▶ _Dataset rows_
====
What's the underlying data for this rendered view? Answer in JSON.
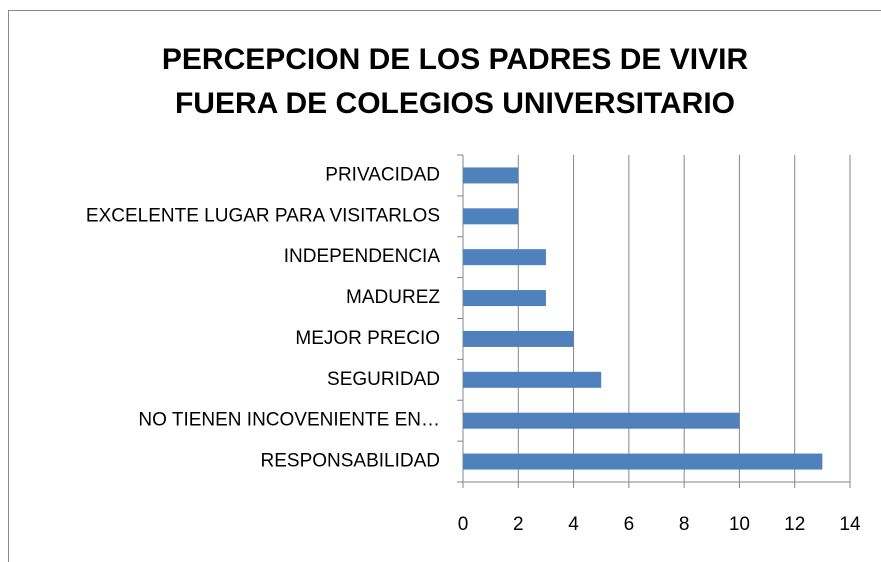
{
  "chart_data": {
    "type": "bar",
    "orientation": "horizontal",
    "title": "PERCEPCION DE LOS PADRES DE VIVIR FUERA DE COLEGIOS UNIVERSITARIO",
    "categories": [
      "PRIVACIDAD",
      "EXCELENTE LUGAR PARA VISITARLOS",
      "INDEPENDENCIA",
      "MADUREZ",
      "MEJOR PRECIO",
      "SEGURIDAD",
      "NO TIENEN INCOVENIENTE EN…",
      "RESPONSABILIDAD"
    ],
    "values": [
      2,
      2,
      3,
      3,
      4,
      5,
      10,
      13
    ],
    "color": "#4f81bd",
    "xlim": [
      0,
      14
    ],
    "xticks": [
      0,
      2,
      4,
      6,
      8,
      10,
      12,
      14
    ],
    "grid": true
  }
}
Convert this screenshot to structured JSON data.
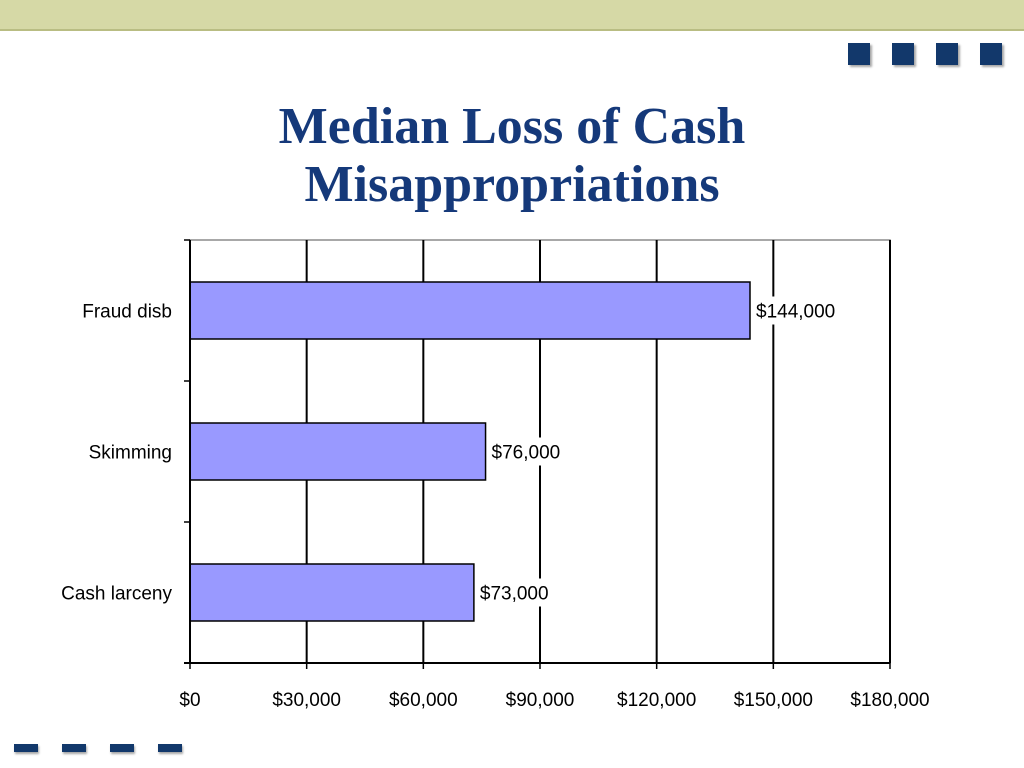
{
  "slide": {
    "title_lines": [
      "Median Loss of Cash",
      "Misappropriations"
    ],
    "colors": {
      "band": "#d6d9a6",
      "accent": "#12386b",
      "title": "#15397a"
    }
  },
  "chart_data": {
    "type": "bar",
    "orientation": "horizontal",
    "title": "Median Loss of Cash Misappropriations",
    "categories": [
      "Fraud disb",
      "Skimming",
      "Cash larceny"
    ],
    "values": [
      144000,
      76000,
      73000
    ],
    "data_labels": [
      "$144,000",
      "$76,000",
      "$73,000"
    ],
    "xlim": [
      0,
      180000
    ],
    "x_ticks": [
      0,
      30000,
      60000,
      90000,
      120000,
      150000,
      180000
    ],
    "x_tick_labels": [
      "$0",
      "$30,000",
      "$60,000",
      "$90,000",
      "$120,000",
      "$150,000",
      "$180,000"
    ],
    "grid": "vertical",
    "legend": "none",
    "bar_color": "#9999ff"
  }
}
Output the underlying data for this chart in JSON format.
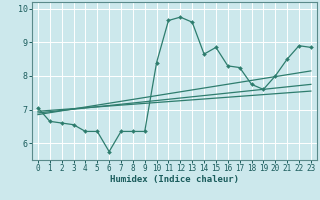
====
▶ _Problem description_
Retype every entry verbatim and exclude the pictures from the copy.

▶ _Complete answer_
What's the underlying data for this rendered view? Answer in JSON.
{
  "chart_data": {
    "type": "bar",
    "orientation": "horizontal",
    "title": "PERCEPCION DE LOS PADRES DE VIVIR FUERA DE COLEGIOS UNIVERSITARIO",
    "categories": [
      "PRIVACIDAD",
      "EXCELENTE LUGAR PARA VISITARLOS",
      "INDEPENDENCIA",
      "MADUREZ",
      "MEJOR PRECIO",
      "SEGURIDAD",
      "NO TIENEN INCOVENIENTE EN…",
      "RESPONSABILIDAD"
    ],
    "values": [
      2,
      2,
      3,
      3,
      4,
      5,
      10,
      13
    ],
    "color": "#4f81bd",
    "xlim": [
      0,
      14
    ],
    "xticks": [
      0,
      2,
      4,
      6,
      8,
      10,
      12,
      14
    ],
    "grid": true
  }
}
Convert this screenshot to structured JSON data.
{
  "slide": {
    "title_lines": [
      "Median Loss of Cash",
      "Misappropriations"
    ],
    "colors": {
      "band": "#d6d9a6",
      "accent": "#12386b",
      "title": "#15397a"
    }
  },
  "chart_data": {
    "type": "bar",
    "orientation": "horizontal",
    "title": "Median Loss of Cash Misappropriations",
    "categories": [
      "Fraud disb",
      "Skimming",
      "Cash larceny"
    ],
    "values": [
      144000,
      76000,
      73000
    ],
    "data_labels": [
      "$144,000",
      "$76,000",
      "$73,000"
    ],
    "xlim": [
      0,
      180000
    ],
    "x_ticks": [
      0,
      30000,
      60000,
      90000,
      120000,
      150000,
      180000
    ],
    "x_tick_labels": [
      "$0",
      "$30,000",
      "$60,000",
      "$90,000",
      "$120,000",
      "$150,000",
      "$180,000"
    ],
    "grid": "vertical",
    "legend": "none",
    "bar_color": "#9999ff"
  }
}
Output the underlying data for this chart in JSON format.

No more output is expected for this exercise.